● **Task prompt**
Please print the lines of the items below unchanged, starting at the line that contains "table-body: A 6" and ending at the line that contains "due-date-cell: 30 [702, 259, 739, 300]", with both of those lines included.

● **Spatial annotation records**

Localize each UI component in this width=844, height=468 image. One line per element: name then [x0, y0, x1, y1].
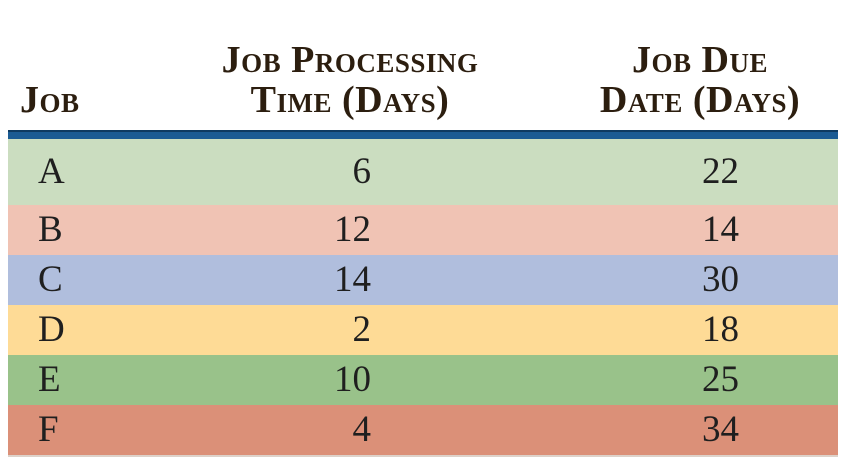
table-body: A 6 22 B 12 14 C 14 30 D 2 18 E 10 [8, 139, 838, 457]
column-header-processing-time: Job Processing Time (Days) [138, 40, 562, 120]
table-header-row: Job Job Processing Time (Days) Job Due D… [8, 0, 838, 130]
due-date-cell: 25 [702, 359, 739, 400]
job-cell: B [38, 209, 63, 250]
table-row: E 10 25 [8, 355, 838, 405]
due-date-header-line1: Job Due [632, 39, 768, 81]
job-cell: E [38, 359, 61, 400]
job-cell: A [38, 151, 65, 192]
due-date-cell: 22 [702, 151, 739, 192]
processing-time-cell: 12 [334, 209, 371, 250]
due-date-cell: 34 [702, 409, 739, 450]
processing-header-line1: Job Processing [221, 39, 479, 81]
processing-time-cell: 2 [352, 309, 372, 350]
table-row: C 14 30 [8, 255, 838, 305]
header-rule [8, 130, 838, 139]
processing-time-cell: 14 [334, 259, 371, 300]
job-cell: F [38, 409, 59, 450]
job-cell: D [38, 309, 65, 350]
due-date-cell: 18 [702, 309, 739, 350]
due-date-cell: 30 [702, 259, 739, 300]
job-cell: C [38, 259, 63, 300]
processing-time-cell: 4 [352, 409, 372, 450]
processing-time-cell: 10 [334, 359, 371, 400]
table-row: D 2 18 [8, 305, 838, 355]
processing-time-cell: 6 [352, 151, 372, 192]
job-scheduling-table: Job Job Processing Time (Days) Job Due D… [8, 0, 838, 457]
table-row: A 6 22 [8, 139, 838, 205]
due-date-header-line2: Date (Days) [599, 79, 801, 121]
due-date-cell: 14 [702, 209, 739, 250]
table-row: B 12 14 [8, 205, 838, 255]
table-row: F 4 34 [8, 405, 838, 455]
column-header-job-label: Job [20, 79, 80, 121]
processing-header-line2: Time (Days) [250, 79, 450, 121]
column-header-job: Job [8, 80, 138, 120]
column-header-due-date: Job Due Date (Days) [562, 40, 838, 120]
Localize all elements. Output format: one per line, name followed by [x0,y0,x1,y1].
--
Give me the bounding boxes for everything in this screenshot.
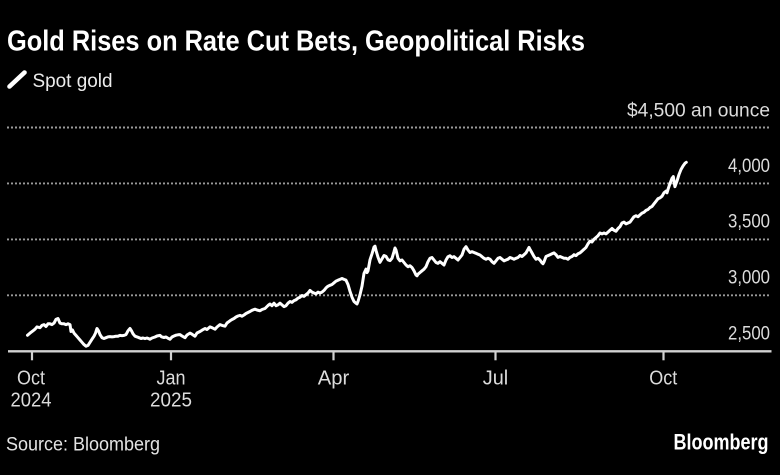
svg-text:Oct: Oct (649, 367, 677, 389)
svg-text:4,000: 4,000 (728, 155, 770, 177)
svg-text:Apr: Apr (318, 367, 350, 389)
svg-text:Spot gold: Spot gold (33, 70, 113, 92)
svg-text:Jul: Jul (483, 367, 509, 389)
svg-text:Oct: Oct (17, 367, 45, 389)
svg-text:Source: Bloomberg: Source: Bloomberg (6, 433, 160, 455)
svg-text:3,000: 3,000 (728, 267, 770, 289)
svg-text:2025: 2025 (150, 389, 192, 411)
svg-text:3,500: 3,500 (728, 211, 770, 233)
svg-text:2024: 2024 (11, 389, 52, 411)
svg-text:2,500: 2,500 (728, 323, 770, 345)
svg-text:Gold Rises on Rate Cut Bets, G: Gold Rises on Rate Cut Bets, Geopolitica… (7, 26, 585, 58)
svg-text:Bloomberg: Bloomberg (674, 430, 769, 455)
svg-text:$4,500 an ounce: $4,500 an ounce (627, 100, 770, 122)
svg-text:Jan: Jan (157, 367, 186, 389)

● **Solution to this task**
table-body: A 6 22 B 12 14 C 14 30 D 2 18 E 10 [8, 139, 838, 457]
column-header-processing-time: Job Processing Time (Days) [138, 40, 562, 120]
table-header-row: Job Job Processing Time (Days) Job Due D… [8, 0, 838, 130]
due-date-cell: 25 [702, 359, 739, 400]
job-cell: B [38, 209, 63, 250]
table-row: E 10 25 [8, 355, 838, 405]
due-date-header-line1: Job Due [632, 39, 768, 81]
job-cell: E [38, 359, 61, 400]
job-cell: A [38, 151, 65, 192]
due-date-cell: 22 [702, 151, 739, 192]
processing-time-cell: 12 [334, 209, 371, 250]
due-date-cell: 34 [702, 409, 739, 450]
processing-header-line1: Job Processing [221, 39, 479, 81]
processing-time-cell: 2 [352, 309, 372, 350]
table-row: C 14 30 [8, 255, 838, 305]
header-rule [8, 130, 838, 139]
processing-time-cell: 14 [334, 259, 371, 300]
job-cell: F [38, 409, 59, 450]
job-cell: D [38, 309, 65, 350]
due-date-cell: 18 [702, 309, 739, 350]
due-date-cell: 30 [702, 259, 739, 300]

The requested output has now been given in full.